--- Begin DATA PROVIDED ---
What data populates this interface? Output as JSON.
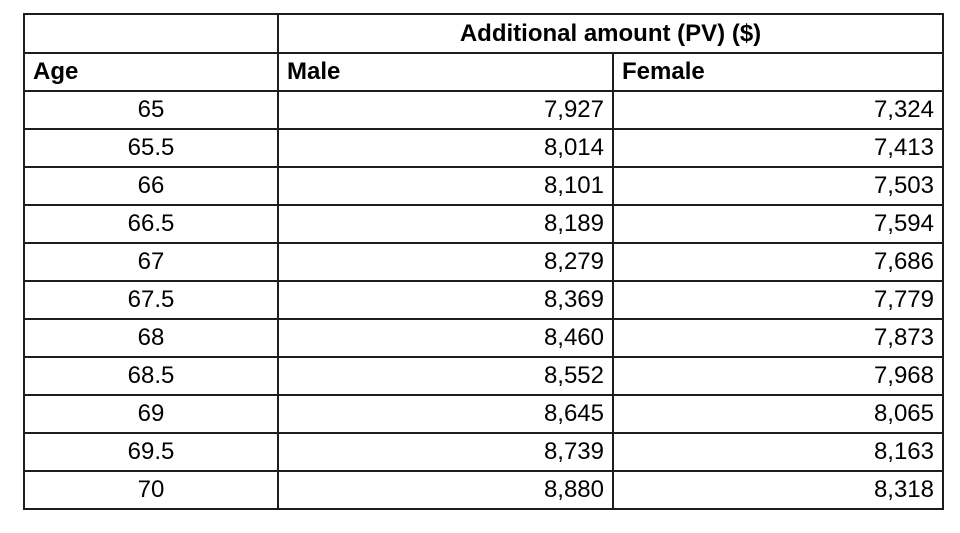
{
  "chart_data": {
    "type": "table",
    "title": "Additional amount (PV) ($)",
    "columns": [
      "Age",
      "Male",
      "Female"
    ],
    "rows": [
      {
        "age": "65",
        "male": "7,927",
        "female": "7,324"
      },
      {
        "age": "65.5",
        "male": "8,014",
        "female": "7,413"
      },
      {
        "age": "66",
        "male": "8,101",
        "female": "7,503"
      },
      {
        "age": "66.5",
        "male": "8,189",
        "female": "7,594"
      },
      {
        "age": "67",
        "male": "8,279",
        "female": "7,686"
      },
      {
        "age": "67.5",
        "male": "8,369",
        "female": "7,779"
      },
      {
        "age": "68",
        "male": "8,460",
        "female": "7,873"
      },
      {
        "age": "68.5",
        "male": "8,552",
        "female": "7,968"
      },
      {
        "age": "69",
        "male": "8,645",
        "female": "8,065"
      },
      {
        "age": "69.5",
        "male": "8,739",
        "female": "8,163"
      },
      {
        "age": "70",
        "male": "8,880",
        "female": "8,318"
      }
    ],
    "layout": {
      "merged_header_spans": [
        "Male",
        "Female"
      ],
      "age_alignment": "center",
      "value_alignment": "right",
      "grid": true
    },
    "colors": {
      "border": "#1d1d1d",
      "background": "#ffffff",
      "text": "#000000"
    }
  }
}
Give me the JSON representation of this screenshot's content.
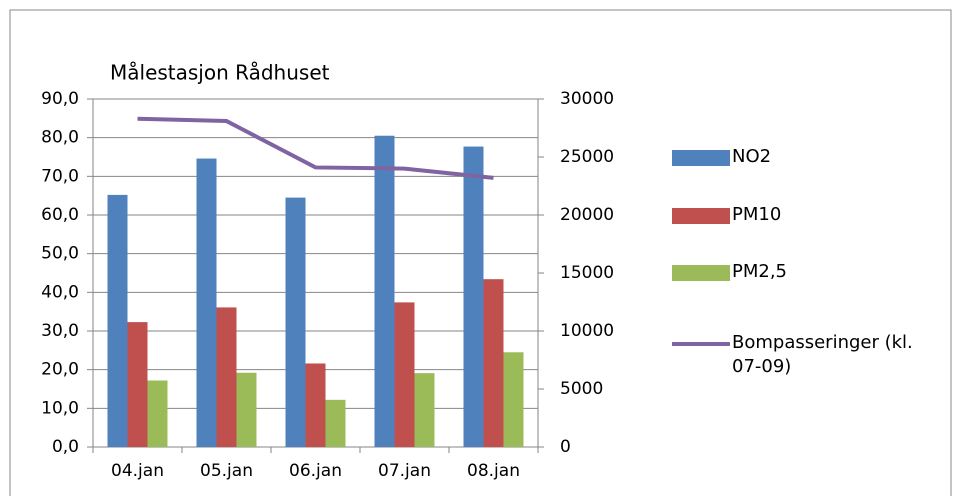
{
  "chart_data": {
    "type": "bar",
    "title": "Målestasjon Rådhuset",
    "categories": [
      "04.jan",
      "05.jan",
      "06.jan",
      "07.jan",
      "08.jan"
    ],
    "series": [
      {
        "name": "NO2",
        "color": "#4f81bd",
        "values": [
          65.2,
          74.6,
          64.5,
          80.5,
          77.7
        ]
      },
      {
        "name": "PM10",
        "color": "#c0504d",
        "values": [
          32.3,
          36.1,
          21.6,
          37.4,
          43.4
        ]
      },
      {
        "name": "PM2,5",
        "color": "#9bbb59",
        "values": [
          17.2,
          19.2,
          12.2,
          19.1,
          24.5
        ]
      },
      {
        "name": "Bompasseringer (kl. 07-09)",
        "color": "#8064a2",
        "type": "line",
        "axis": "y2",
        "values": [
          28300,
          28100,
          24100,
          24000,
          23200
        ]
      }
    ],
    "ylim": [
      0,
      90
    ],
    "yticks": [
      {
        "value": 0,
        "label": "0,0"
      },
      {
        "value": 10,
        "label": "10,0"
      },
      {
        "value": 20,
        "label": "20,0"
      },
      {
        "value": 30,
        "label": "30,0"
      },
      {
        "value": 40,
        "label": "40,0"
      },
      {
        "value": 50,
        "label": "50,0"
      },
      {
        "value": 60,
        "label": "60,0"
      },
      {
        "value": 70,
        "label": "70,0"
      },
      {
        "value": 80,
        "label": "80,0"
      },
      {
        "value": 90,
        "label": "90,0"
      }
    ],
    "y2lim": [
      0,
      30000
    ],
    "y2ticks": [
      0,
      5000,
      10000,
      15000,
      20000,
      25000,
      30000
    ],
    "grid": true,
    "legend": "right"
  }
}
--- End DATA PROVIDED ---
• TASK PROMPT: Starting with the line that holds "Give me the", retype each line through the last one in the listing above, exactly as written. Do not copy any pictures.

• COMPLETE RESPONSE:
Give me the JSON representation of this screenshot's content.
{
  "chart_data": {
    "type": "bar",
    "title": "Målestasjon Rådhuset",
    "categories": [
      "04.jan",
      "05.jan",
      "06.jan",
      "07.jan",
      "08.jan"
    ],
    "series": [
      {
        "name": "NO2",
        "color": "#4f81bd",
        "values": [
          65.2,
          74.6,
          64.5,
          80.5,
          77.7
        ]
      },
      {
        "name": "PM10",
        "color": "#c0504d",
        "values": [
          32.3,
          36.1,
          21.6,
          37.4,
          43.4
        ]
      },
      {
        "name": "PM2,5",
        "color": "#9bbb59",
        "values": [
          17.2,
          19.2,
          12.2,
          19.1,
          24.5
        ]
      },
      {
        "name": "Bompasseringer (kl. 07-09)",
        "color": "#8064a2",
        "type": "line",
        "axis": "y2",
        "values": [
          28300,
          28100,
          24100,
          24000,
          23200
        ]
      }
    ],
    "ylim": [
      0,
      90
    ],
    "yticks": [
      {
        "value": 0,
        "label": "0,0"
      },
      {
        "value": 10,
        "label": "10,0"
      },
      {
        "value": 20,
        "label": "20,0"
      },
      {
        "value": 30,
        "label": "30,0"
      },
      {
        "value": 40,
        "label": "40,0"
      },
      {
        "value": 50,
        "label": "50,0"
      },
      {
        "value": 60,
        "label": "60,0"
      },
      {
        "value": 70,
        "label": "70,0"
      },
      {
        "value": 80,
        "label": "80,0"
      },
      {
        "value": 90,
        "label": "90,0"
      }
    ],
    "y2lim": [
      0,
      30000
    ],
    "y2ticks": [
      0,
      5000,
      10000,
      15000,
      20000,
      25000,
      30000
    ],
    "grid": true,
    "legend": "right"
  }
}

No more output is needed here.